Source data:
------------------------------------------------------------

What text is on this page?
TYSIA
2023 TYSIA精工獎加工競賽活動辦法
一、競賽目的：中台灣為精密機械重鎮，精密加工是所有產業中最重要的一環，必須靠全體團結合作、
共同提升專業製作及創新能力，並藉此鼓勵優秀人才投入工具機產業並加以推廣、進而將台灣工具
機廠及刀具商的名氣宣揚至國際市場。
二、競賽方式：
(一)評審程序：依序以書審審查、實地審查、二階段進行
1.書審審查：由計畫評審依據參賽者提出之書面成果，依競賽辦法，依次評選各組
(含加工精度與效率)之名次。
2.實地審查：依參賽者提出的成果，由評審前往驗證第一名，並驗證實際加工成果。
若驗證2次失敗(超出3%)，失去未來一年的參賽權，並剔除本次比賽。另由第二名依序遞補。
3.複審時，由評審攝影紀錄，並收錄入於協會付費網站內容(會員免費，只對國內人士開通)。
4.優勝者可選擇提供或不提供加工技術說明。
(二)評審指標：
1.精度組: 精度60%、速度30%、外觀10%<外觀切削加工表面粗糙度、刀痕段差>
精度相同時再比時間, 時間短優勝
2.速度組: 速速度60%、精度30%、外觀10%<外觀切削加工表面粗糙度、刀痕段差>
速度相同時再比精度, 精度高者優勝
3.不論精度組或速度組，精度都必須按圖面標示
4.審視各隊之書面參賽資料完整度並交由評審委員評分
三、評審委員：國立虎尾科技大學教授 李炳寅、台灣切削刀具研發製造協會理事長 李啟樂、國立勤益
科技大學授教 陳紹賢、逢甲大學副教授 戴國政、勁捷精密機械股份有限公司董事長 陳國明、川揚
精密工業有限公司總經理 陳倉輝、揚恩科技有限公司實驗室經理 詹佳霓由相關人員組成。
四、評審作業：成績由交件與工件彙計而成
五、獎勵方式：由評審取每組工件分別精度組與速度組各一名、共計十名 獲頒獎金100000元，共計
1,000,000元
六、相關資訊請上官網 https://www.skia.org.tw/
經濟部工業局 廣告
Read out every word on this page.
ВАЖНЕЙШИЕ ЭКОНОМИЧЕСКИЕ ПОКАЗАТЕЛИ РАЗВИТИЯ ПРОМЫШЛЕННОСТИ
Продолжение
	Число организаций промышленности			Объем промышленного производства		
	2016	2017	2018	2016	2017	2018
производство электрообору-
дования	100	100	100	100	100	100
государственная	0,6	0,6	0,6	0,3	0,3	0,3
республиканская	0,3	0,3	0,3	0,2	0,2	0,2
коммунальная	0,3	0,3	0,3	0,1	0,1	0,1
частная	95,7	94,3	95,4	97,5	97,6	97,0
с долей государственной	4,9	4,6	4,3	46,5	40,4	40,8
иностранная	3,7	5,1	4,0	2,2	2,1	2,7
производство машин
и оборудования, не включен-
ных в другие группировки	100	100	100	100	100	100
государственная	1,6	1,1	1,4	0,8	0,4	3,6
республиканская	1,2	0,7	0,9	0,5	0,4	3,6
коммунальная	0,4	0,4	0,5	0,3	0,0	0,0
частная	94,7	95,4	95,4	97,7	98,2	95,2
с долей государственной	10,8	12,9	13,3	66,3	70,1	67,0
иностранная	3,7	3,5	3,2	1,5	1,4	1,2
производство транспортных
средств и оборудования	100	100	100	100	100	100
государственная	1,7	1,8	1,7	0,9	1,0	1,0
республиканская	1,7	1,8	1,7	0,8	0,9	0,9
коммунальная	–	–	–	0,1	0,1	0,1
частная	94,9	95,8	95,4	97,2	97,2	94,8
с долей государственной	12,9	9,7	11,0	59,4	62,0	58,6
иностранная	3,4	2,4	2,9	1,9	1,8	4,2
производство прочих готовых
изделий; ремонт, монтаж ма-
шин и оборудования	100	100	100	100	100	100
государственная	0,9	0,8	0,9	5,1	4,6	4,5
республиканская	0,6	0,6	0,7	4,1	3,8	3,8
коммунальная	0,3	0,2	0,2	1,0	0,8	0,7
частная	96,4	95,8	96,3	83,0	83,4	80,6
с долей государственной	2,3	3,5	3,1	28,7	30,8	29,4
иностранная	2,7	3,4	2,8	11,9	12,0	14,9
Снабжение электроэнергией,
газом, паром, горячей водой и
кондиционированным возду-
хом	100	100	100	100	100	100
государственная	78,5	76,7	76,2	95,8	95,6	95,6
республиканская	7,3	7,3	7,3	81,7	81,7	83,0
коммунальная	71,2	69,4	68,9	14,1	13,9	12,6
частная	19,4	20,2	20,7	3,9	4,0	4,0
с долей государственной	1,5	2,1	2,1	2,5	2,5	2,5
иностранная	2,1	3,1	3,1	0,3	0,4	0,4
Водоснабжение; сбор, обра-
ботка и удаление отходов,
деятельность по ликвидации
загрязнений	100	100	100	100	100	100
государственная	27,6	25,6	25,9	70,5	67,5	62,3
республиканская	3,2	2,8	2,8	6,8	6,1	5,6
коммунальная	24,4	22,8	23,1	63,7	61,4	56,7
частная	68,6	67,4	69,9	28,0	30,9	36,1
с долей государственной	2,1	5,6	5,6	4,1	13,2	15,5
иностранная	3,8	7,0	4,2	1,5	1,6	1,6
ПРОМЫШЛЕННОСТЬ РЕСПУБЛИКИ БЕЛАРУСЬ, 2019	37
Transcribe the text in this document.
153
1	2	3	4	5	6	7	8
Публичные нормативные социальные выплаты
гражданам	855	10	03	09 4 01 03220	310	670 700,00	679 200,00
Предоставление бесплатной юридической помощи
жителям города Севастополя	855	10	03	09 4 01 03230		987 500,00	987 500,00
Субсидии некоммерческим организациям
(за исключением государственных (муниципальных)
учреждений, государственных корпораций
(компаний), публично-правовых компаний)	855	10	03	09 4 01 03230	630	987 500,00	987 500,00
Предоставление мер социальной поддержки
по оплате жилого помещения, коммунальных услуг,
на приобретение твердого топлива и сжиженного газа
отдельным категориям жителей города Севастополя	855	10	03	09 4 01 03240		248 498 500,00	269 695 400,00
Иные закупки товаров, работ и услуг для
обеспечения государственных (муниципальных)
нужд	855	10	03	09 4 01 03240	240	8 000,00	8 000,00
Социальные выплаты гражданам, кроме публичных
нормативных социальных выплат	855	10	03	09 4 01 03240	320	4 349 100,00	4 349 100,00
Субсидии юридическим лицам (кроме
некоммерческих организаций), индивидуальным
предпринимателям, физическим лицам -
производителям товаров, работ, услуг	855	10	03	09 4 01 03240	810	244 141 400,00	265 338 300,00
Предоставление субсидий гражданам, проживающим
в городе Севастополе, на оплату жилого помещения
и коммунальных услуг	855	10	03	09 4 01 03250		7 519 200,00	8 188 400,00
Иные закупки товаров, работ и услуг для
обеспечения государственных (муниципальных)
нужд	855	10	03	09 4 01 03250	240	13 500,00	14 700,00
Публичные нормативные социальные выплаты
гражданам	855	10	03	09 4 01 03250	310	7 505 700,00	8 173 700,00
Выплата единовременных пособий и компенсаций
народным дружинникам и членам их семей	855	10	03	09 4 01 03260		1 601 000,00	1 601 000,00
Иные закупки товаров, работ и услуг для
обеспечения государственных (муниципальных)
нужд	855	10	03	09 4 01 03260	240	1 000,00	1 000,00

------------------------------------------------------------

What is needed:
Return all of the data precisely as it appears.

Response:
What text is on this page?
TYSIA
2023 TYSIA精工獎加工競賽活動辦法
一、競賽目的：中台灣為精密機械重鎮，精密加工是所有產業中最重要的一環，必須靠全體團結合作、
共同提升專業製作及創新能力，並藉此鼓勵優秀人才投入工具機產業並加以推廣、進而將台灣工具
機廠及刀具商的名氣宣揚至國際市場。
二、競賽方式：
(一)評審程序：依序以書審審查、實地審查、二階段進行
1.書審審查：由計畫評審依據參賽者提出之書面成果，依競賽辦法，依次評選各組
(含加工精度與效率)之名次。
2.實地審查：依參賽者提出的成果，由評審前往驗證第一名，並驗證實際加工成果。
若驗證2次失敗(超出3%)，失去未來一年的參賽權，並剔除本次比賽。另由第二名依序遞補。
3.複審時，由評審攝影紀錄，並收錄入於協會付費網站內容(會員免費，只對國內人士開通)。
4.優勝者可選擇提供或不提供加工技術說明。
(二)評審指標：
1.精度組: 精度60%、速度30%、外觀10%<外觀切削加工表面粗糙度、刀痕段差>
精度相同時再比時間, 時間短優勝
2.速度組: 速速度60%、精度30%、外觀10%<外觀切削加工表面粗糙度、刀痕段差>
速度相同時再比精度, 精度高者優勝
3.不論精度組或速度組，精度都必須按圖面標示
4.審視各隊之書面參賽資料完整度並交由評審委員評分
三、評審委員：國立虎尾科技大學教授 李炳寅、台灣切削刀具研發製造協會理事長 李啟樂、國立勤益
科技大學授教 陳紹賢、逢甲大學副教授 戴國政、勁捷精密機械股份有限公司董事長 陳國明、川揚
精密工業有限公司總經理 陳倉輝、揚恩科技有限公司實驗室經理 詹佳霓由相關人員組成。
四、評審作業：成績由交件與工件彙計而成
五、獎勵方式：由評審取每組工件分別精度組與速度組各一名、共計十名 獲頒獎金100000元，共計
1,000,000元
六、相關資訊請上官網 https://www.skia.org.tw/
經濟部工業局 廣告
Read out every word on this page.
ВАЖНЕЙШИЕ ЭКОНОМИЧЕСКИЕ ПОКАЗАТЕЛИ РАЗВИТИЯ ПРОМЫШЛЕННОСТИ
Продолжение
	Число организаций промышленности			Объем промышленного производства		
	2016	2017	2018	2016	2017	2018
производство электрообору-
дования	100	100	100	100	100	100
государственная	0,6	0,6	0,6	0,3	0,3	0,3
республиканская	0,3	0,3	0,3	0,2	0,2	0,2
коммунальная	0,3	0,3	0,3	0,1	0,1	0,1
частная	95,7	94,3	95,4	97,5	97,6	97,0
с долей государственной	4,9	4,6	4,3	46,5	40,4	40,8
иностранная	3,7	5,1	4,0	2,2	2,1	2,7
производство машин
и оборудования, не включен-
ных в другие группировки	100	100	100	100	100	100
государственная	1,6	1,1	1,4	0,8	0,4	3,6
республиканская	1,2	0,7	0,9	0,5	0,4	3,6
коммунальная	0,4	0,4	0,5	0,3	0,0	0,0
частная	94,7	95,4	95,4	97,7	98,2	95,2
с долей государственной	10,8	12,9	13,3	66,3	70,1	67,0
иностранная	3,7	3,5	3,2	1,5	1,4	1,2
производство транспортных
средств и оборудования	100	100	100	100	100	100
государственная	1,7	1,8	1,7	0,9	1,0	1,0
республиканская	1,7	1,8	1,7	0,8	0,9	0,9
коммунальная	–	–	–	0,1	0,1	0,1
частная	94,9	95,8	95,4	97,2	97,2	94,8
с долей государственной	12,9	9,7	11,0	59,4	62,0	58,6
иностранная	3,4	2,4	2,9	1,9	1,8	4,2
производство прочих готовых
изделий; ремонт, монтаж ма-
шин и оборудования	100	100	100	100	100	100
государственная	0,9	0,8	0,9	5,1	4,6	4,5
республиканская	0,6	0,6	0,7	4,1	3,8	3,8
коммунальная	0,3	0,2	0,2	1,0	0,8	0,7
частная	96,4	95,8	96,3	83,0	83,4	80,6
с долей государственной	2,3	3,5	3,1	28,7	30,8	29,4
иностранная	2,7	3,4	2,8	11,9	12,0	14,9
Снабжение электроэнергией,
газом, паром, горячей водой и
кондиционированным возду-
хом	100	100	100	100	100	100
государственная	78,5	76,7	76,2	95,8	95,6	95,6
республиканская	7,3	7,3	7,3	81,7	81,7	83,0
коммунальная	71,2	69,4	68,9	14,1	13,9	12,6
частная	19,4	20,2	20,7	3,9	4,0	4,0
с долей государственной	1,5	2,1	2,1	2,5	2,5	2,5
иностранная	2,1	3,1	3,1	0,3	0,4	0,4
Водоснабжение; сбор, обра-
ботка и удаление отходов,
деятельность по ликвидации
загрязнений	100	100	100	100	100	100
государственная	27,6	25,6	25,9	70,5	67,5	62,3
республиканская	3,2	2,8	2,8	6,8	6,1	5,6
коммунальная	24,4	22,8	23,1	63,7	61,4	56,7
частная	68,6	67,4	69,9	28,0	30,9	36,1
с долей государственной	2,1	5,6	5,6	4,1	13,2	15,5
иностранная	3,8	7,0	4,2	1,5	1,6	1,6
ПРОМЫШЛЕННОСТЬ РЕСПУБЛИКИ БЕЛАРУСЬ, 2019	37
Transcribe the text in this document.
153
1	2	3	4	5	6	7	8
Публичные нормативные социальные выплаты
гражданам	855	10	03	09 4 01 03220	310	670 700,00	679 200,00
Предоставление бесплатной юридической помощи
жителям города Севастополя	855	10	03	09 4 01 03230		987 500,00	987 500,00
Субсидии некоммерческим организациям
(за исключением государственных (муниципальных)
учреждений, государственных корпораций
(компаний), публично-правовых компаний)	855	10	03	09 4 01 03230	630	987 500,00	987 500,00
Предоставление мер социальной поддержки
по оплате жилого помещения, коммунальных услуг,
на приобретение твердого топлива и сжиженного газа
отдельным категориям жителей города Севастополя	855	10	03	09 4 01 03240		248 498 500,00	269 695 400,00
Иные закупки товаров, работ и услуг для
обеспечения государственных (муниципальных)
нужд	855	10	03	09 4 01 03240	240	8 000,00	8 000,00
Социальные выплаты гражданам, кроме публичных
нормативных социальных выплат	855	10	03	09 4 01 03240	320	4 349 100,00	4 349 100,00
Субсидии юридическим лицам (кроме
некоммерческих организаций), индивидуальным
предпринимателям, физическим лицам -
производителям товаров, работ, услуг	855	10	03	09 4 01 03240	810	244 141 400,00	265 338 300,00
Предоставление субсидий гражданам, проживающим
в городе Севастополе, на оплату жилого помещения
и коммунальных услуг	855	10	03	09 4 01 03250		7 519 200,00	8 188 400,00
Иные закупки товаров, работ и услуг для
обеспечения государственных (муниципальных)
нужд	855	10	03	09 4 01 03250	240	13 500,00	14 700,00
Публичные нормативные социальные выплаты
гражданам	855	10	03	09 4 01 03250	310	7 505 700,00	8 173 700,00
Выплата единовременных пособий и компенсаций
народным дружинникам и членам их семей	855	10	03	09 4 01 03260		1 601 000,00	1 601 000,00
Иные закупки товаров, работ и услуг для
обеспечения государственных (муниципальных)
нужд	855	10	03	09 4 01 03260	240	1 000,00	1 000,00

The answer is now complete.